* Written exercise:
Can you set out every line of the items below as a numbered list, skipping any blank lines?

— BEGIN Task data —

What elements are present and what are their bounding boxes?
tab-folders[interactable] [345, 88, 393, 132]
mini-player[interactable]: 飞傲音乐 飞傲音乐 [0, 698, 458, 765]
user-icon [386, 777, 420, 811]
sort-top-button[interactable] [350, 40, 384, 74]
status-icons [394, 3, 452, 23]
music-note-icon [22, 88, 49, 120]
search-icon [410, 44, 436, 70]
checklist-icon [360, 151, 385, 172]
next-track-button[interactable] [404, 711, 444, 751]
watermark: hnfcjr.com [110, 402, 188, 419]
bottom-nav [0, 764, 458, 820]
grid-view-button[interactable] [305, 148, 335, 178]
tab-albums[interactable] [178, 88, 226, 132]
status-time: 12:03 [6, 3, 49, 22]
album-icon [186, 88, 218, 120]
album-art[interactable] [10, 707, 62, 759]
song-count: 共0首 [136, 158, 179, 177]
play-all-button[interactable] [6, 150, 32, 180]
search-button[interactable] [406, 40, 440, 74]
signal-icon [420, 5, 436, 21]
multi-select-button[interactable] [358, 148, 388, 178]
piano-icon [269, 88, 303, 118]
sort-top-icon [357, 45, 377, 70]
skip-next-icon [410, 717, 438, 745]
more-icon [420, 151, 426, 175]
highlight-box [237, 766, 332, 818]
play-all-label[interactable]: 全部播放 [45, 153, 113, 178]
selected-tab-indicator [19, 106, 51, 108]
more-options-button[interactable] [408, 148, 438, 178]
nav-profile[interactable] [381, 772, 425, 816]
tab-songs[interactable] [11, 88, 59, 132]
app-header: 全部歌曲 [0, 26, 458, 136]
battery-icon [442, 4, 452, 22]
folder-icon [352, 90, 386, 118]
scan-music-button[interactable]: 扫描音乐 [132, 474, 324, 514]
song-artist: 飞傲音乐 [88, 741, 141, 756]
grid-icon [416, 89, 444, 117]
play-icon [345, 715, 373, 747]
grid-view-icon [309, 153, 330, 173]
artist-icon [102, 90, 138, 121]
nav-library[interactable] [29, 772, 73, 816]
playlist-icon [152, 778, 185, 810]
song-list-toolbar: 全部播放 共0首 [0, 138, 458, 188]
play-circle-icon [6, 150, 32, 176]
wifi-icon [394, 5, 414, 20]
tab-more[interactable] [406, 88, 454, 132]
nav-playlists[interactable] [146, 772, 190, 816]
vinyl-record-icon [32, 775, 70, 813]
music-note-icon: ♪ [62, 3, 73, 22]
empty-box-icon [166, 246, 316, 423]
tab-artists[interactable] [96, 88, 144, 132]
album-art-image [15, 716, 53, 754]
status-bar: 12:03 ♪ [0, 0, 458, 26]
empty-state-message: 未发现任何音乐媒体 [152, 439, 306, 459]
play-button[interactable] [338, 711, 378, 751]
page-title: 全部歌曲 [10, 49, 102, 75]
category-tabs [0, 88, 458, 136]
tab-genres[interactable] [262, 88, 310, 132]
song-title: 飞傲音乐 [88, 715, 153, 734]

— END Task data —

* Result of the exercise:
1. What elements are present and what are their bounding boxes?
2. tab-folders[interactable] [345, 88, 393, 132]
3. mini-player[interactable]: 飞傲音乐 飞傲音乐 [0, 698, 458, 765]
4. user-icon [386, 777, 420, 811]
5. sort-top-button[interactable] [350, 40, 384, 74]
6. status-icons [394, 3, 452, 23]
7. music-note-icon [22, 88, 49, 120]
8. search-icon [410, 44, 436, 70]
9. checklist-icon [360, 151, 385, 172]
10. next-track-button[interactable] [404, 711, 444, 751]
11. watermark: hnfcjr.com [110, 402, 188, 419]
12. bottom-nav [0, 764, 458, 820]
13. grid-view-button[interactable] [305, 148, 335, 178]
14. tab-albums[interactable] [178, 88, 226, 132]
15. status-time: 12:03 [6, 3, 49, 22]
16. album-icon [186, 88, 218, 120]
17. album-art[interactable] [10, 707, 62, 759]
18. song-count: 共0首 [136, 158, 179, 177]
19. play-all-button[interactable] [6, 150, 32, 180]
20. search-button[interactable] [406, 40, 440, 74]
21. signal-icon [420, 5, 436, 21]
22. multi-select-button[interactable] [358, 148, 388, 178]
23. piano-icon [269, 88, 303, 118]
24. sort-top-icon [357, 45, 377, 70]
25. skip-next-icon [410, 717, 438, 745]
26. more-icon [420, 151, 426, 175]
27. highlight-box [237, 766, 332, 818]
28. play-all-label[interactable]: 全部播放 [45, 153, 113, 178]
29. selected-tab-indicator [19, 106, 51, 108]
30. more-options-button[interactable] [408, 148, 438, 178]
31. nav-profile[interactable] [381, 772, 425, 816]
32. tab-songs[interactable] [11, 88, 59, 132]
33. app-header: 全部歌曲 [0, 26, 458, 136]
34. battery-icon [442, 4, 452, 22]
35. folder-icon [352, 90, 386, 118]
36. scan-music-button[interactable]: 扫描音乐 [132, 474, 324, 514]
37. song-artist: 飞傲音乐 [88, 741, 141, 756]
38. grid-icon [416, 89, 444, 117]
39. play-icon [345, 715, 373, 747]
40. grid-view-icon [309, 153, 330, 173]
41. artist-icon [102, 90, 138, 121]
42. nav-library[interactable] [29, 772, 73, 816]
43. playlist-icon [152, 778, 185, 810]
44. song-list-toolbar: 全部播放 共0首 [0, 138, 458, 188]
45. play-circle-icon [6, 150, 32, 176]
46. wifi-icon [394, 5, 414, 20]
47. tab-more[interactable] [406, 88, 454, 132]
48. nav-playlists[interactable] [146, 772, 190, 816]
49. vinyl-record-icon [32, 775, 70, 813]
50. music-note-icon: ♪ [62, 3, 73, 22]
51. empty-box-icon [166, 246, 316, 423]
52. tab-artists[interactable] [96, 88, 144, 132]
53. album-art-image [15, 716, 53, 754]
54. status-bar: 12:03 ♪ [0, 0, 458, 26]
55. empty-state-message: 未发现任何音乐媒体 [152, 439, 306, 459]
56. play-button[interactable] [338, 711, 378, 751]
57. page-title: 全部歌曲 [10, 49, 102, 75]
58. category-tabs [0, 88, 458, 136]
59. tab-genres[interactable] [262, 88, 310, 132]
60. song-title: 飞傲音乐 [88, 715, 153, 734]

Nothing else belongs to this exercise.